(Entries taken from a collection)
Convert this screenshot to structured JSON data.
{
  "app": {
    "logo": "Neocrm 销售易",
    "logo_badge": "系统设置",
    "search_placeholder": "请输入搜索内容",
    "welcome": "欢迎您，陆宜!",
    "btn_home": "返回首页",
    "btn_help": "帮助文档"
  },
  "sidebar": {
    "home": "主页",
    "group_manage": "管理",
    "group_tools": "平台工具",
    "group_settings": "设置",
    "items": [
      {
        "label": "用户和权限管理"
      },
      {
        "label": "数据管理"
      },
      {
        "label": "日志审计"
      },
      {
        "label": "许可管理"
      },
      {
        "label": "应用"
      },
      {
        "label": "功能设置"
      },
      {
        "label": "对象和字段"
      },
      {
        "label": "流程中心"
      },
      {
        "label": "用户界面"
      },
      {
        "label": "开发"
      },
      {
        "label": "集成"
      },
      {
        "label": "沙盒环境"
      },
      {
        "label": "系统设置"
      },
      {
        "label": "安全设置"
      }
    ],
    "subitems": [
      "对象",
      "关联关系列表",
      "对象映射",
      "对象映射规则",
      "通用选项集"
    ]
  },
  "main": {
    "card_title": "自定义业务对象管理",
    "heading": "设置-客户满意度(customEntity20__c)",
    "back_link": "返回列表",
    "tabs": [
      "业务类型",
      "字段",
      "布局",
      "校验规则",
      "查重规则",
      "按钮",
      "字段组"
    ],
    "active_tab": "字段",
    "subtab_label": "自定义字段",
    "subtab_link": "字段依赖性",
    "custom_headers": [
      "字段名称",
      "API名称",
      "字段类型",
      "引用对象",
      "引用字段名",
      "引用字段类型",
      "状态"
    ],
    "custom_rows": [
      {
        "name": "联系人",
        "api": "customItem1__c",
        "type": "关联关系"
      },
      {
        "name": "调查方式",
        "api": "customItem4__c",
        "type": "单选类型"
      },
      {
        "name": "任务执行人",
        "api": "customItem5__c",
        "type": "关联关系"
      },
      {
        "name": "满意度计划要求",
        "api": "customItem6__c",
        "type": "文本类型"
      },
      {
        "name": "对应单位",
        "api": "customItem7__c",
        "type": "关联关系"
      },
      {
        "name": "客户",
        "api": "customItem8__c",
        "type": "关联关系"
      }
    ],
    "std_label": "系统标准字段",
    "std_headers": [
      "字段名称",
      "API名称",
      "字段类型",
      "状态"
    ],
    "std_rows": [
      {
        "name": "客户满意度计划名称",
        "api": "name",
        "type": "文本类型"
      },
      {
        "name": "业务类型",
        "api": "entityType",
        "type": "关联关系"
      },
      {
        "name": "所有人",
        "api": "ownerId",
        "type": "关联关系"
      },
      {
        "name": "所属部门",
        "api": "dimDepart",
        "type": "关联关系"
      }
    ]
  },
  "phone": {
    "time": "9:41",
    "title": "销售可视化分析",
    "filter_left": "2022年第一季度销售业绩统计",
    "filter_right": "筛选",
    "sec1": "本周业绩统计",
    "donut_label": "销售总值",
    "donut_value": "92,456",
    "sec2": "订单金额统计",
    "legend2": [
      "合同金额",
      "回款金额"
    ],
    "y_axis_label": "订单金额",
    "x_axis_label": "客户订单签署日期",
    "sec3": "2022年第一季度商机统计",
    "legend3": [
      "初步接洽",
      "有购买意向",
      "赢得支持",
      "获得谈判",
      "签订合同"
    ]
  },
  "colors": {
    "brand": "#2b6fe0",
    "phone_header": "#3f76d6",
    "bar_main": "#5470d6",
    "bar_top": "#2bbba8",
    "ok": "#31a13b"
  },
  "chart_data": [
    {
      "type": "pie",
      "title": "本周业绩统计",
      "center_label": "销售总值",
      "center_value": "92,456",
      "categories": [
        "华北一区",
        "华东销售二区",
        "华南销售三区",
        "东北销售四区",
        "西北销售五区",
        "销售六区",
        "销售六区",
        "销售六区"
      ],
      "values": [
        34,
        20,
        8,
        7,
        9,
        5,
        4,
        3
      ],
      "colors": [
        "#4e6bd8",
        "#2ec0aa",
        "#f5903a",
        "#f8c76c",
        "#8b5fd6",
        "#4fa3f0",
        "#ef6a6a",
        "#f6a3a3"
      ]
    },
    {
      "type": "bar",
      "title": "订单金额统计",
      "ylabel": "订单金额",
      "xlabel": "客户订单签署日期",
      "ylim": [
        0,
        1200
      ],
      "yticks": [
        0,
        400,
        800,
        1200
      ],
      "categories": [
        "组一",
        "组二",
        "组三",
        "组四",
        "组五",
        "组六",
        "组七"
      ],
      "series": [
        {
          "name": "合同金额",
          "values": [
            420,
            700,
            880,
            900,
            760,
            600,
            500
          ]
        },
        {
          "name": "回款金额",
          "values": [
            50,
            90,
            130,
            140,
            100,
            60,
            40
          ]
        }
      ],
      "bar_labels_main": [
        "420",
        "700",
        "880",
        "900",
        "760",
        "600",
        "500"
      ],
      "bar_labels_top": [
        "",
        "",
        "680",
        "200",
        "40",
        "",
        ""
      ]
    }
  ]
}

§ **Task brief**: All of the material above needs to be copied exactly.

§ **Solved problem**:
Convert this screenshot to structured JSON data.
{
  "app": {
    "logo": "Neocrm 销售易",
    "logo_badge": "系统设置",
    "search_placeholder": "请输入搜索内容",
    "welcome": "欢迎您，陆宜!",
    "btn_home": "返回首页",
    "btn_help": "帮助文档"
  },
  "sidebar": {
    "home": "主页",
    "group_manage": "管理",
    "group_tools": "平台工具",
    "group_settings": "设置",
    "items": [
      {
        "label": "用户和权限管理"
      },
      {
        "label": "数据管理"
      },
      {
        "label": "日志审计"
      },
      {
        "label": "许可管理"
      },
      {
        "label": "应用"
      },
      {
        "label": "功能设置"
      },
      {
        "label": "对象和字段"
      },
      {
        "label": "流程中心"
      },
      {
        "label": "用户界面"
      },
      {
        "label": "开发"
      },
      {
        "label": "集成"
      },
      {
        "label": "沙盒环境"
      },
      {
        "label": "系统设置"
      },
      {
        "label": "安全设置"
      }
    ],
    "subitems": [
      "对象",
      "关联关系列表",
      "对象映射",
      "对象映射规则",
      "通用选项集"
    ]
  },
  "main": {
    "card_title": "自定义业务对象管理",
    "heading": "设置-客户满意度(customEntity20__c)",
    "back_link": "返回列表",
    "tabs": [
      "业务类型",
      "字段",
      "布局",
      "校验规则",
      "查重规则",
      "按钮",
      "字段组"
    ],
    "active_tab": "字段",
    "subtab_label": "自定义字段",
    "subtab_link": "字段依赖性",
    "custom_headers": [
      "字段名称",
      "API名称",
      "字段类型",
      "引用对象",
      "引用字段名",
      "引用字段类型",
      "状态"
    ],
    "custom_rows": [
      {
        "name": "联系人",
        "api": "customItem1__c",
        "type": "关联关系"
      },
      {
        "name": "调查方式",
        "api": "customItem4__c",
        "type": "单选类型"
      },
      {
        "name": "任务执行人",
        "api": "customItem5__c",
        "type": "关联关系"
      },
      {
        "name": "满意度计划要求",
        "api": "customItem6__c",
        "type": "文本类型"
      },
      {
        "name": "对应单位",
        "api": "customItem7__c",
        "type": "关联关系"
      },
      {
        "name": "客户",
        "api": "customItem8__c",
        "type": "关联关系"
      }
    ],
    "std_label": "系统标准字段",
    "std_headers": [
      "字段名称",
      "API名称",
      "字段类型",
      "状态"
    ],
    "std_rows": [
      {
        "name": "客户满意度计划名称",
        "api": "name",
        "type": "文本类型"
      },
      {
        "name": "业务类型",
        "api": "entityType",
        "type": "关联关系"
      },
      {
        "name": "所有人",
        "api": "ownerId",
        "type": "关联关系"
      },
      {
        "name": "所属部门",
        "api": "dimDepart",
        "type": "关联关系"
      }
    ]
  },
  "phone": {
    "time": "9:41",
    "title": "销售可视化分析",
    "filter_left": "2022年第一季度销售业绩统计",
    "filter_right": "筛选",
    "sec1": "本周业绩统计",
    "donut_label": "销售总值",
    "donut_value": "92,456",
    "sec2": "订单金额统计",
    "legend2": [
      "合同金额",
      "回款金额"
    ],
    "y_axis_label": "订单金额",
    "x_axis_label": "客户订单签署日期",
    "sec3": "2022年第一季度商机统计",
    "legend3": [
      "初步接洽",
      "有购买意向",
      "赢得支持",
      "获得谈判",
      "签订合同"
    ]
  },
  "colors": {
    "brand": "#2b6fe0",
    "phone_header": "#3f76d6",
    "bar_main": "#5470d6",
    "bar_top": "#2bbba8",
    "ok": "#31a13b"
  },
  "chart_data": [
    {
      "type": "pie",
      "title": "本周业绩统计",
      "center_label": "销售总值",
      "center_value": "92,456",
      "categories": [
        "华北一区",
        "华东销售二区",
        "华南销售三区",
        "东北销售四区",
        "西北销售五区",
        "销售六区",
        "销售六区",
        "销售六区"
      ],
      "values": [
        34,
        20,
        8,
        7,
        9,
        5,
        4,
        3
      ],
      "colors": [
        "#4e6bd8",
        "#2ec0aa",
        "#f5903a",
        "#f8c76c",
        "#8b5fd6",
        "#4fa3f0",
        "#ef6a6a",
        "#f6a3a3"
      ]
    },
    {
      "type": "bar",
      "title": "订单金额统计",
      "ylabel": "订单金额",
      "xlabel": "客户订单签署日期",
      "ylim": [
        0,
        1200
      ],
      "yticks": [
        0,
        400,
        800,
        1200
      ],
      "categories": [
        "组一",
        "组二",
        "组三",
        "组四",
        "组五",
        "组六",
        "组七"
      ],
      "series": [
        {
          "name": "合同金额",
          "values": [
            420,
            700,
            880,
            900,
            760,
            600,
            500
          ]
        },
        {
          "name": "回款金额",
          "values": [
            50,
            90,
            130,
            140,
            100,
            60,
            40
          ]
        }
      ],
      "bar_labels_main": [
        "420",
        "700",
        "880",
        "900",
        "760",
        "600",
        "500"
      ],
      "bar_labels_top": [
        "",
        "",
        "680",
        "200",
        "40",
        "",
        ""
      ]
    }
  ]
}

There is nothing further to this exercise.